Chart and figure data
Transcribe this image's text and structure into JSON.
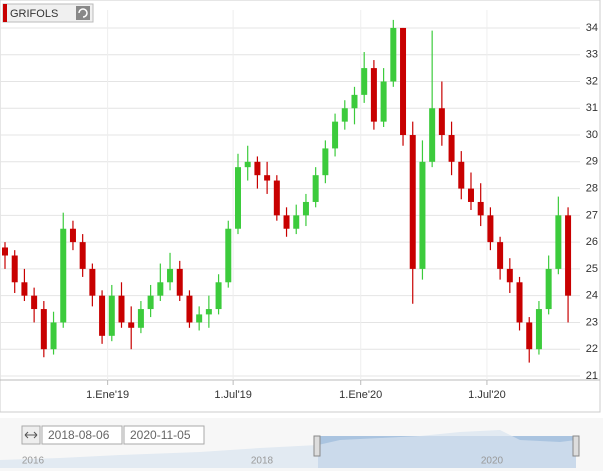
{
  "chart_data": {
    "type": "candlestick",
    "title": "GRIFOLS",
    "x": [
      "2018-08-06",
      "2018-08-20",
      "2018-09-03",
      "2018-09-17",
      "2018-10-01",
      "2018-10-15",
      "2018-10-29",
      "2018-11-12",
      "2018-11-26",
      "2018-12-10",
      "2018-12-24",
      "2019-01-07",
      "2019-01-21",
      "2019-02-04",
      "2019-02-18",
      "2019-03-04",
      "2019-03-18",
      "2019-04-01",
      "2019-04-15",
      "2019-04-29",
      "2019-05-13",
      "2019-05-27",
      "2019-06-10",
      "2019-06-24",
      "2019-07-08",
      "2019-07-22",
      "2019-08-05",
      "2019-08-19",
      "2019-09-02",
      "2019-09-16",
      "2019-09-30",
      "2019-10-14",
      "2019-10-28",
      "2019-11-11",
      "2019-11-25",
      "2019-12-09",
      "2019-12-23",
      "2020-01-06",
      "2020-01-20",
      "2020-02-03",
      "2020-02-17",
      "2020-03-02",
      "2020-03-16",
      "2020-03-30",
      "2020-04-13",
      "2020-04-27",
      "2020-05-11",
      "2020-05-25",
      "2020-06-08",
      "2020-06-22",
      "2020-07-06",
      "2020-07-20",
      "2020-08-03",
      "2020-08-17",
      "2020-08-31",
      "2020-09-14",
      "2020-09-28",
      "2020-10-12",
      "2020-10-26"
    ],
    "open": [
      25.8,
      25.5,
      24.5,
      24.0,
      23.5,
      22.0,
      23.0,
      26.5,
      26.0,
      25.0,
      24.0,
      22.5,
      24.0,
      23.0,
      22.8,
      23.5,
      24.0,
      24.5,
      25.0,
      24.0,
      23.0,
      23.3,
      23.5,
      24.5,
      26.5,
      28.8,
      29.0,
      28.5,
      28.3,
      27.0,
      26.5,
      27.0,
      27.5,
      28.5,
      29.5,
      30.5,
      31.0,
      31.5,
      32.5,
      30.5,
      32.0,
      34.0,
      30.0,
      25.0,
      29.0,
      31.0,
      30.0,
      29.0,
      28.0,
      27.5,
      27.0,
      26.0,
      25.0,
      24.5,
      23.0,
      22.0,
      23.5,
      25.0,
      27.0
    ],
    "high": [
      26.0,
      25.7,
      25.0,
      24.3,
      23.8,
      23.4,
      27.1,
      26.8,
      26.3,
      25.2,
      24.2,
      24.4,
      24.5,
      23.6,
      23.8,
      24.4,
      25.2,
      25.6,
      25.3,
      24.2,
      23.6,
      24.0,
      24.8,
      26.8,
      29.3,
      29.6,
      29.2,
      29.0,
      28.5,
      27.3,
      27.4,
      27.8,
      28.8,
      29.8,
      30.8,
      31.3,
      31.8,
      33.1,
      32.8,
      32.5,
      34.3,
      34.0,
      30.5,
      29.8,
      33.9,
      32.0,
      30.5,
      29.4,
      28.6,
      28.2,
      27.3,
      26.2,
      25.4,
      24.7,
      23.2,
      23.8,
      25.5,
      27.7,
      27.3
    ],
    "low": [
      25.0,
      24.1,
      23.8,
      23.0,
      21.7,
      21.8,
      22.8,
      25.7,
      24.7,
      23.6,
      22.2,
      22.3,
      22.8,
      22.0,
      22.6,
      23.2,
      23.8,
      24.2,
      23.8,
      22.8,
      22.7,
      22.8,
      23.3,
      24.3,
      26.3,
      28.3,
      28.0,
      27.8,
      26.8,
      26.2,
      26.3,
      26.6,
      27.3,
      28.2,
      29.2,
      30.2,
      30.4,
      31.2,
      30.2,
      30.3,
      31.8,
      29.6,
      23.7,
      24.6,
      28.8,
      29.6,
      28.5,
      27.6,
      27.2,
      26.6,
      25.7,
      24.6,
      24.1,
      22.7,
      21.5,
      21.8,
      23.3,
      24.8,
      23.0
    ],
    "close": [
      25.5,
      24.5,
      24.0,
      23.5,
      22.0,
      23.0,
      26.5,
      26.0,
      25.0,
      24.0,
      22.5,
      24.0,
      23.0,
      22.8,
      23.5,
      24.0,
      24.5,
      25.0,
      24.0,
      23.0,
      23.3,
      23.5,
      24.5,
      26.5,
      28.8,
      29.0,
      28.5,
      28.3,
      27.0,
      26.5,
      27.0,
      27.5,
      28.5,
      29.5,
      30.5,
      31.0,
      31.5,
      32.5,
      30.5,
      32.0,
      34.0,
      30.0,
      25.0,
      29.0,
      31.0,
      30.0,
      29.0,
      28.0,
      27.5,
      27.0,
      26.0,
      25.0,
      24.5,
      23.0,
      22.0,
      23.5,
      25.0,
      27.0,
      24.0
    ],
    "up_color": "#3ccb3c",
    "down_color": "#c80000",
    "xlim": [
      "2018-08-06",
      "2020-11-05"
    ],
    "xticks": [
      {
        "value": "2019-01-01",
        "label": "1.Ene'19"
      },
      {
        "value": "2019-07-01",
        "label": "1.Jul'19"
      },
      {
        "value": "2020-01-01",
        "label": "1.Ene'20"
      },
      {
        "value": "2020-07-01",
        "label": "1.Jul'20"
      }
    ],
    "ylim": [
      20.85,
      34.67
    ],
    "yticks": [
      21,
      22,
      23,
      24,
      25,
      26,
      27,
      28,
      29,
      30,
      31,
      32,
      33,
      34
    ],
    "grid": true,
    "range_from": "2018-08-06",
    "range_to": "2020-11-05",
    "navigator_labels": [
      "2016",
      "2018",
      "2020"
    ]
  }
}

__Work required__.
Your copy of the data should match it exactly, except that pictures are left out.

__Finished exercise__.
Transcribe this image's text and structure into JSON.
{
  "chart_data": {
    "type": "candlestick",
    "title": "GRIFOLS",
    "x": [
      "2018-08-06",
      "2018-08-20",
      "2018-09-03",
      "2018-09-17",
      "2018-10-01",
      "2018-10-15",
      "2018-10-29",
      "2018-11-12",
      "2018-11-26",
      "2018-12-10",
      "2018-12-24",
      "2019-01-07",
      "2019-01-21",
      "2019-02-04",
      "2019-02-18",
      "2019-03-04",
      "2019-03-18",
      "2019-04-01",
      "2019-04-15",
      "2019-04-29",
      "2019-05-13",
      "2019-05-27",
      "2019-06-10",
      "2019-06-24",
      "2019-07-08",
      "2019-07-22",
      "2019-08-05",
      "2019-08-19",
      "2019-09-02",
      "2019-09-16",
      "2019-09-30",
      "2019-10-14",
      "2019-10-28",
      "2019-11-11",
      "2019-11-25",
      "2019-12-09",
      "2019-12-23",
      "2020-01-06",
      "2020-01-20",
      "2020-02-03",
      "2020-02-17",
      "2020-03-02",
      "2020-03-16",
      "2020-03-30",
      "2020-04-13",
      "2020-04-27",
      "2020-05-11",
      "2020-05-25",
      "2020-06-08",
      "2020-06-22",
      "2020-07-06",
      "2020-07-20",
      "2020-08-03",
      "2020-08-17",
      "2020-08-31",
      "2020-09-14",
      "2020-09-28",
      "2020-10-12",
      "2020-10-26"
    ],
    "open": [
      25.8,
      25.5,
      24.5,
      24.0,
      23.5,
      22.0,
      23.0,
      26.5,
      26.0,
      25.0,
      24.0,
      22.5,
      24.0,
      23.0,
      22.8,
      23.5,
      24.0,
      24.5,
      25.0,
      24.0,
      23.0,
      23.3,
      23.5,
      24.5,
      26.5,
      28.8,
      29.0,
      28.5,
      28.3,
      27.0,
      26.5,
      27.0,
      27.5,
      28.5,
      29.5,
      30.5,
      31.0,
      31.5,
      32.5,
      30.5,
      32.0,
      34.0,
      30.0,
      25.0,
      29.0,
      31.0,
      30.0,
      29.0,
      28.0,
      27.5,
      27.0,
      26.0,
      25.0,
      24.5,
      23.0,
      22.0,
      23.5,
      25.0,
      27.0
    ],
    "high": [
      26.0,
      25.7,
      25.0,
      24.3,
      23.8,
      23.4,
      27.1,
      26.8,
      26.3,
      25.2,
      24.2,
      24.4,
      24.5,
      23.6,
      23.8,
      24.4,
      25.2,
      25.6,
      25.3,
      24.2,
      23.6,
      24.0,
      24.8,
      26.8,
      29.3,
      29.6,
      29.2,
      29.0,
      28.5,
      27.3,
      27.4,
      27.8,
      28.8,
      29.8,
      30.8,
      31.3,
      31.8,
      33.1,
      32.8,
      32.5,
      34.3,
      34.0,
      30.5,
      29.8,
      33.9,
      32.0,
      30.5,
      29.4,
      28.6,
      28.2,
      27.3,
      26.2,
      25.4,
      24.7,
      23.2,
      23.8,
      25.5,
      27.7,
      27.3
    ],
    "low": [
      25.0,
      24.1,
      23.8,
      23.0,
      21.7,
      21.8,
      22.8,
      25.7,
      24.7,
      23.6,
      22.2,
      22.3,
      22.8,
      22.0,
      22.6,
      23.2,
      23.8,
      24.2,
      23.8,
      22.8,
      22.7,
      22.8,
      23.3,
      24.3,
      26.3,
      28.3,
      28.0,
      27.8,
      26.8,
      26.2,
      26.3,
      26.6,
      27.3,
      28.2,
      29.2,
      30.2,
      30.4,
      31.2,
      30.2,
      30.3,
      31.8,
      29.6,
      23.7,
      24.6,
      28.8,
      29.6,
      28.5,
      27.6,
      27.2,
      26.6,
      25.7,
      24.6,
      24.1,
      22.7,
      21.5,
      21.8,
      23.3,
      24.8,
      23.0
    ],
    "close": [
      25.5,
      24.5,
      24.0,
      23.5,
      22.0,
      23.0,
      26.5,
      26.0,
      25.0,
      24.0,
      22.5,
      24.0,
      23.0,
      22.8,
      23.5,
      24.0,
      24.5,
      25.0,
      24.0,
      23.0,
      23.3,
      23.5,
      24.5,
      26.5,
      28.8,
      29.0,
      28.5,
      28.3,
      27.0,
      26.5,
      27.0,
      27.5,
      28.5,
      29.5,
      30.5,
      31.0,
      31.5,
      32.5,
      30.5,
      32.0,
      34.0,
      30.0,
      25.0,
      29.0,
      31.0,
      30.0,
      29.0,
      28.0,
      27.5,
      27.0,
      26.0,
      25.0,
      24.5,
      23.0,
      22.0,
      23.5,
      25.0,
      27.0,
      24.0
    ],
    "up_color": "#3ccb3c",
    "down_color": "#c80000",
    "xlim": [
      "2018-08-06",
      "2020-11-05"
    ],
    "xticks": [
      {
        "value": "2019-01-01",
        "label": "1.Ene'19"
      },
      {
        "value": "2019-07-01",
        "label": "1.Jul'19"
      },
      {
        "value": "2020-01-01",
        "label": "1.Ene'20"
      },
      {
        "value": "2020-07-01",
        "label": "1.Jul'20"
      }
    ],
    "ylim": [
      20.85,
      34.67
    ],
    "yticks": [
      21,
      22,
      23,
      24,
      25,
      26,
      27,
      28,
      29,
      30,
      31,
      32,
      33,
      34
    ],
    "grid": true,
    "range_from": "2018-08-06",
    "range_to": "2020-11-05",
    "navigator_labels": [
      "2016",
      "2018",
      "2020"
    ]
  }
}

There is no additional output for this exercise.